++++ Data excerpts
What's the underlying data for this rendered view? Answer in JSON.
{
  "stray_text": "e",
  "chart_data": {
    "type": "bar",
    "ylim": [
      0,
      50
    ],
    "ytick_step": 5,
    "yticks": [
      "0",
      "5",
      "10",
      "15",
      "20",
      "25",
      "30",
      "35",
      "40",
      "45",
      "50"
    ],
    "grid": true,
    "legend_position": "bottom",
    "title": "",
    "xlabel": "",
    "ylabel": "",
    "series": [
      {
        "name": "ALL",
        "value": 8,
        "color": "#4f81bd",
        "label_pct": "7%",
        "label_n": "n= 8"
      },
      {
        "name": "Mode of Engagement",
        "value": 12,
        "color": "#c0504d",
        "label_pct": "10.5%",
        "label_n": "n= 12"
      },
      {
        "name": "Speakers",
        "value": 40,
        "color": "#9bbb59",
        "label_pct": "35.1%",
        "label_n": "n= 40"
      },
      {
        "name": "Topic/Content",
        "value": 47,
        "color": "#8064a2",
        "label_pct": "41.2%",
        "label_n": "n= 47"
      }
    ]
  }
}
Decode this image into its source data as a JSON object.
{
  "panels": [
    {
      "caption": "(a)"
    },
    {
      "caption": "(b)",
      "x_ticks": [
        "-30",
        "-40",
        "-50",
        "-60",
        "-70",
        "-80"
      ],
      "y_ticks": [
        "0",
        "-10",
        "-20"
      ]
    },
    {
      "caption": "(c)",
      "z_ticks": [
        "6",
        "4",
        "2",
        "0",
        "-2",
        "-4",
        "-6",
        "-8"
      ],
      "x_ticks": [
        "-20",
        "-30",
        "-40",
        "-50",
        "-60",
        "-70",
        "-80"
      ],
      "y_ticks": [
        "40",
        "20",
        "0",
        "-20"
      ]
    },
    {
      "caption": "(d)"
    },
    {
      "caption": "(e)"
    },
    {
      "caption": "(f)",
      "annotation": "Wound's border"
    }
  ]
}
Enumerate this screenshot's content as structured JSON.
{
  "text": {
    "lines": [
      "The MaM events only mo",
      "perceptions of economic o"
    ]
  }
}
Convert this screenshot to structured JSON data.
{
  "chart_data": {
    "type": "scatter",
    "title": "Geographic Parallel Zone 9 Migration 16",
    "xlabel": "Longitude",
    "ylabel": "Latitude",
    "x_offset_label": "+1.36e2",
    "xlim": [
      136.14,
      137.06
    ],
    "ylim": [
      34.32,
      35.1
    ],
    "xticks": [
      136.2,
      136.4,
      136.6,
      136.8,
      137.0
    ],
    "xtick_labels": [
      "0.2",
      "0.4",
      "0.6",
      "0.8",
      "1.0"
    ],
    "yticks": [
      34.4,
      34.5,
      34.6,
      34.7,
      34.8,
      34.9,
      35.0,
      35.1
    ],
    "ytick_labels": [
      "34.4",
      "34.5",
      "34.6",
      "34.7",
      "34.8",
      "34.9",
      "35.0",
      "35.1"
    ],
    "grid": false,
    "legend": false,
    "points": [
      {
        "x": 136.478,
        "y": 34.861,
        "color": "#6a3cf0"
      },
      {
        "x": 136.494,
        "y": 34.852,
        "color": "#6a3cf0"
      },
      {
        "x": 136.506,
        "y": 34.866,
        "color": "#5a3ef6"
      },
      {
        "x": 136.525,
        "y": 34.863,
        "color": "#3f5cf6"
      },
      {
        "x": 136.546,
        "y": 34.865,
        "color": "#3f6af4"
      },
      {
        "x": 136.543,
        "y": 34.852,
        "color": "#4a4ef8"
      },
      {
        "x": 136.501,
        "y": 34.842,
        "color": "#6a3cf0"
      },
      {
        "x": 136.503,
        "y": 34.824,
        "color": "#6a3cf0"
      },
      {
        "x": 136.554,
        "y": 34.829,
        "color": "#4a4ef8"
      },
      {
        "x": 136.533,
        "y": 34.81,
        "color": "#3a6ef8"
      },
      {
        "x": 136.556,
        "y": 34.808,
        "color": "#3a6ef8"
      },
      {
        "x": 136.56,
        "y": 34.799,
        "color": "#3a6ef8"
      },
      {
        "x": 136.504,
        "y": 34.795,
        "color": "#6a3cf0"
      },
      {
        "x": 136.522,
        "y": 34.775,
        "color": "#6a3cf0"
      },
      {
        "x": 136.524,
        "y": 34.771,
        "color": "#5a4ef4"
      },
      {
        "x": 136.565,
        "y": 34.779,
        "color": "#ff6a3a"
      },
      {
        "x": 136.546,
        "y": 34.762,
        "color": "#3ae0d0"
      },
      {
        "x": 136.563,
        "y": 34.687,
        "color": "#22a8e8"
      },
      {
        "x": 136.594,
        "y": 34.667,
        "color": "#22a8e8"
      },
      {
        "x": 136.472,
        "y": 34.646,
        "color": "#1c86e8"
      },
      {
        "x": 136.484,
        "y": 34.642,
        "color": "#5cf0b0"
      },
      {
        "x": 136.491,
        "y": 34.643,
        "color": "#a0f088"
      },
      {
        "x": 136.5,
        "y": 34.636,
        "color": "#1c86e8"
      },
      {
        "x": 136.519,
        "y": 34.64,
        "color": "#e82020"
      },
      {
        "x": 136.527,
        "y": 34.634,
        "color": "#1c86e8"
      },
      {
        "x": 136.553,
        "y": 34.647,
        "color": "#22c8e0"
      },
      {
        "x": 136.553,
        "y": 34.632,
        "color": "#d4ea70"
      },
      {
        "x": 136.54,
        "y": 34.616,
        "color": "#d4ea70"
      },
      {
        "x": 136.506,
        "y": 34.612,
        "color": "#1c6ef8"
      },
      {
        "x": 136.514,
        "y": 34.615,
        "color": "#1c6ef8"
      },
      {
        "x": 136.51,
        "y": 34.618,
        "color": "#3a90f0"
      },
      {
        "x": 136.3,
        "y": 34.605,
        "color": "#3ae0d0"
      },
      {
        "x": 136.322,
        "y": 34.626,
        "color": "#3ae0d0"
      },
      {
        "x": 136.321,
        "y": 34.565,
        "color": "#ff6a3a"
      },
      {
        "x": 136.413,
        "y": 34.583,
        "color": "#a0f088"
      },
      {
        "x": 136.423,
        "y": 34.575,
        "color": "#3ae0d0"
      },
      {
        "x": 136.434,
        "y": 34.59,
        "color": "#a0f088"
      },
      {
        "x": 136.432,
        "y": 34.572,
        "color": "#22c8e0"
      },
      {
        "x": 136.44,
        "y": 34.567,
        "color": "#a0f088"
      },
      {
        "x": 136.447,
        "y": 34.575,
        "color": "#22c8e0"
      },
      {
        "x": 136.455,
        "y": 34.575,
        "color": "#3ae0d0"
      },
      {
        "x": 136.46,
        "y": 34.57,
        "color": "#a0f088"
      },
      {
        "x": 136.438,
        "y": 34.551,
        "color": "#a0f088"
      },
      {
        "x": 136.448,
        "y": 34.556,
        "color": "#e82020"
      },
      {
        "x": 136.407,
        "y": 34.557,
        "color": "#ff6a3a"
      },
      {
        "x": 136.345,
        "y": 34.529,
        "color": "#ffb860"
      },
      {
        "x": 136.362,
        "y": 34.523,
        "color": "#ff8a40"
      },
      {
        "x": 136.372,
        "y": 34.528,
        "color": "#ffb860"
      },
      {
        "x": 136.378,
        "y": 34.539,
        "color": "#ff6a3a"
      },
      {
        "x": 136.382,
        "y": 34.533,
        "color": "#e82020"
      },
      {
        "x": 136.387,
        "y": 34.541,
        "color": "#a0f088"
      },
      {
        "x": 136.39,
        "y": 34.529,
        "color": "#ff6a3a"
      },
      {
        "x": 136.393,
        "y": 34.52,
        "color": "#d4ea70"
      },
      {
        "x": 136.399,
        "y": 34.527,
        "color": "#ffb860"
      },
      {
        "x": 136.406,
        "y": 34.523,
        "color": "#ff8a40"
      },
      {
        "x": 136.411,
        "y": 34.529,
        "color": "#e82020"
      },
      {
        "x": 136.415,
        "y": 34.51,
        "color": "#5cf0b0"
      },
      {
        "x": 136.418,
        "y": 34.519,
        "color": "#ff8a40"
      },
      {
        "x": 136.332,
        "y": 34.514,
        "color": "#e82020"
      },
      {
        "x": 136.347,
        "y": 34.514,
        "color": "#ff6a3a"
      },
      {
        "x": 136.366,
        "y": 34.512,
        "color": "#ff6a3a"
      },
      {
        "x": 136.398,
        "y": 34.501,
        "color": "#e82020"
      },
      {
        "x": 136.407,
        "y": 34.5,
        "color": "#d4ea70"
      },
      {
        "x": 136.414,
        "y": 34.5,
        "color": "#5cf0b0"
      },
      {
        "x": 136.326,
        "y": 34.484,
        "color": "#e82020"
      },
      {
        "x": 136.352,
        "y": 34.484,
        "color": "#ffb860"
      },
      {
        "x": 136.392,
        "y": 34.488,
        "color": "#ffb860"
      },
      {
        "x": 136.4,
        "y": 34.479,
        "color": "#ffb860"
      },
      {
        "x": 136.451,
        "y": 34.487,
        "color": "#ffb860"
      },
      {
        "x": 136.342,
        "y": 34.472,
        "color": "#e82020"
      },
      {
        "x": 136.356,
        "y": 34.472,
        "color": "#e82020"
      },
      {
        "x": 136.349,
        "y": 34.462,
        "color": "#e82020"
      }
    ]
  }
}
++++++++
Exercise instructions: Looking at the data above, show all lines where the word "structured" occurs.

Full answer:
Enumerate this screenshot's content as structured JSON.
Convert this screenshot to structured JSON data.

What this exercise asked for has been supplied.